▸ **Material for the task**
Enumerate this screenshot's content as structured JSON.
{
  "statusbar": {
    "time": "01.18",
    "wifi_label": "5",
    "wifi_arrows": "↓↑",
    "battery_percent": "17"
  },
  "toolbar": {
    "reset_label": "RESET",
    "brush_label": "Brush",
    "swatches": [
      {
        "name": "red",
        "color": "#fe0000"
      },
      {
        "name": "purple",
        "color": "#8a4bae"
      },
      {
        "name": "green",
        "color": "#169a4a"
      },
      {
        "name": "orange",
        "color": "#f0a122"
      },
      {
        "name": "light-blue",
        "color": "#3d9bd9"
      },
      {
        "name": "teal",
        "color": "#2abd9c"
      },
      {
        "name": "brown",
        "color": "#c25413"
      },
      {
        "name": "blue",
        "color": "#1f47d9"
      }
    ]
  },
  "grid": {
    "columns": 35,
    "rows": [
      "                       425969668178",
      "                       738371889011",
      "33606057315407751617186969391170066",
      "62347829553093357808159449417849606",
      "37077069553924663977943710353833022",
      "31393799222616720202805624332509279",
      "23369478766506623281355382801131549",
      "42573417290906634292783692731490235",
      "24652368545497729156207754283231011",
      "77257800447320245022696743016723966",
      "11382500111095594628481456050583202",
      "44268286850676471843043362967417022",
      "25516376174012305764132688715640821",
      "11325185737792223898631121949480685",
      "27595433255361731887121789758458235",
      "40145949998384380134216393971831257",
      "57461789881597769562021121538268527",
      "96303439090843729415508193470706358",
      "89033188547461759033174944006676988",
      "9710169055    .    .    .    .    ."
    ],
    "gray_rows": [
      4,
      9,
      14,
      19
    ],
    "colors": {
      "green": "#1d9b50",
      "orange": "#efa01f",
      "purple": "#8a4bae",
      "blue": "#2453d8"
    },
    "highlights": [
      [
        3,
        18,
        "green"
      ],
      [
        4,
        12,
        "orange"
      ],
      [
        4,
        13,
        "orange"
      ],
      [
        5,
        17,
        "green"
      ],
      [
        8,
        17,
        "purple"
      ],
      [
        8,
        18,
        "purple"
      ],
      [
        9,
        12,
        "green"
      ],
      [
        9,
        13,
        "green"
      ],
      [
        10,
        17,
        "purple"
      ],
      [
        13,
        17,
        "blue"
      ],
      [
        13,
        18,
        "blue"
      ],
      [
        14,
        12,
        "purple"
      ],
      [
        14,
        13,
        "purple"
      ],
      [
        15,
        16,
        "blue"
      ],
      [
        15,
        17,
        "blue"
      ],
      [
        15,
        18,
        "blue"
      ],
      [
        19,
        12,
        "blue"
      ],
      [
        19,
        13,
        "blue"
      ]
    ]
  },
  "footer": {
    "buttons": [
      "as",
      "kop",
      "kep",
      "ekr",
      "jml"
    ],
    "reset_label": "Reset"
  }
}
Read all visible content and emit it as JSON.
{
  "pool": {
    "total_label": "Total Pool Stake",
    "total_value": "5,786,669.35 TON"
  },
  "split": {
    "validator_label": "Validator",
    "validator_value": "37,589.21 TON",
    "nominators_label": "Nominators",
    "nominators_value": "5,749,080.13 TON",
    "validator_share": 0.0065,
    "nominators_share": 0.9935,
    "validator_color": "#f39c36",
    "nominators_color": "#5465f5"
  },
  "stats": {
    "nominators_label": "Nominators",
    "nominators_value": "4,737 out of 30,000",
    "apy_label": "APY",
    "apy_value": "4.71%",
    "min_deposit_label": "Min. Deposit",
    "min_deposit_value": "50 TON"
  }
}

▸ **Exercise requirements**
Give all of the entries again, word for word.

▸ **Solution below**
Enumerate this screenshot's content as structured JSON.
{
  "statusbar": {
    "time": "01.18",
    "wifi_label": "5",
    "wifi_arrows": "↓↑",
    "battery_percent": "17"
  },
  "toolbar": {
    "reset_label": "RESET",
    "brush_label": "Brush",
    "swatches": [
      {
        "name": "red",
        "color": "#fe0000"
      },
      {
        "name": "purple",
        "color": "#8a4bae"
      },
      {
        "name": "green",
        "color": "#169a4a"
      },
      {
        "name": "orange",
        "color": "#f0a122"
      },
      {
        "name": "light-blue",
        "color": "#3d9bd9"
      },
      {
        "name": "teal",
        "color": "#2abd9c"
      },
      {
        "name": "brown",
        "color": "#c25413"
      },
      {
        "name": "blue",
        "color": "#1f47d9"
      }
    ]
  },
  "grid": {
    "columns": 35,
    "rows": [
      "                       425969668178",
      "                       738371889011",
      "33606057315407751617186969391170066",
      "62347829553093357808159449417849606",
      "37077069553924663977943710353833022",
      "31393799222616720202805624332509279",
      "23369478766506623281355382801131549",
      "42573417290906634292783692731490235",
      "24652368545497729156207754283231011",
      "77257800447320245022696743016723966",
      "11382500111095594628481456050583202",
      "44268286850676471843043362967417022",
      "25516376174012305764132688715640821",
      "11325185737792223898631121949480685",
      "27595433255361731887121789758458235",
      "40145949998384380134216393971831257",
      "57461789881597769562021121538268527",
      "96303439090843729415508193470706358",
      "89033188547461759033174944006676988",
      "9710169055    .    .    .    .    ."
    ],
    "gray_rows": [
      4,
      9,
      14,
      19
    ],
    "colors": {
      "green": "#1d9b50",
      "orange": "#efa01f",
      "purple": "#8a4bae",
      "blue": "#2453d8"
    },
    "highlights": [
      [
        3,
        18,
        "green"
      ],
      [
        4,
        12,
        "orange"
      ],
      [
        4,
        13,
        "orange"
      ],
      [
        5,
        17,
        "green"
      ],
      [
        8,
        17,
        "purple"
      ],
      [
        8,
        18,
        "purple"
      ],
      [
        9,
        12,
        "green"
      ],
      [
        9,
        13,
        "green"
      ],
      [
        10,
        17,
        "purple"
      ],
      [
        13,
        17,
        "blue"
      ],
      [
        13,
        18,
        "blue"
      ],
      [
        14,
        12,
        "purple"
      ],
      [
        14,
        13,
        "purple"
      ],
      [
        15,
        16,
        "blue"
      ],
      [
        15,
        17,
        "blue"
      ],
      [
        15,
        18,
        "blue"
      ],
      [
        19,
        12,
        "blue"
      ],
      [
        19,
        13,
        "blue"
      ]
    ]
  },
  "footer": {
    "buttons": [
      "as",
      "kop",
      "kep",
      "ekr",
      "jml"
    ],
    "reset_label": "Reset"
  }
}
Read all visible content and emit it as JSON.
{
  "pool": {
    "total_label": "Total Pool Stake",
    "total_value": "5,786,669.35 TON"
  },
  "split": {
    "validator_label": "Validator",
    "validator_value": "37,589.21 TON",
    "nominators_label": "Nominators",
    "nominators_value": "5,749,080.13 TON",
    "validator_share": 0.0065,
    "nominators_share": 0.9935,
    "validator_color": "#f39c36",
    "nominators_color": "#5465f5"
  },
  "stats": {
    "nominators_label": "Nominators",
    "nominators_value": "4,737 out of 30,000",
    "apy_label": "APY",
    "apy_value": "4.71%",
    "min_deposit_label": "Min. Deposit",
    "min_deposit_value": "50 TON"
  }
}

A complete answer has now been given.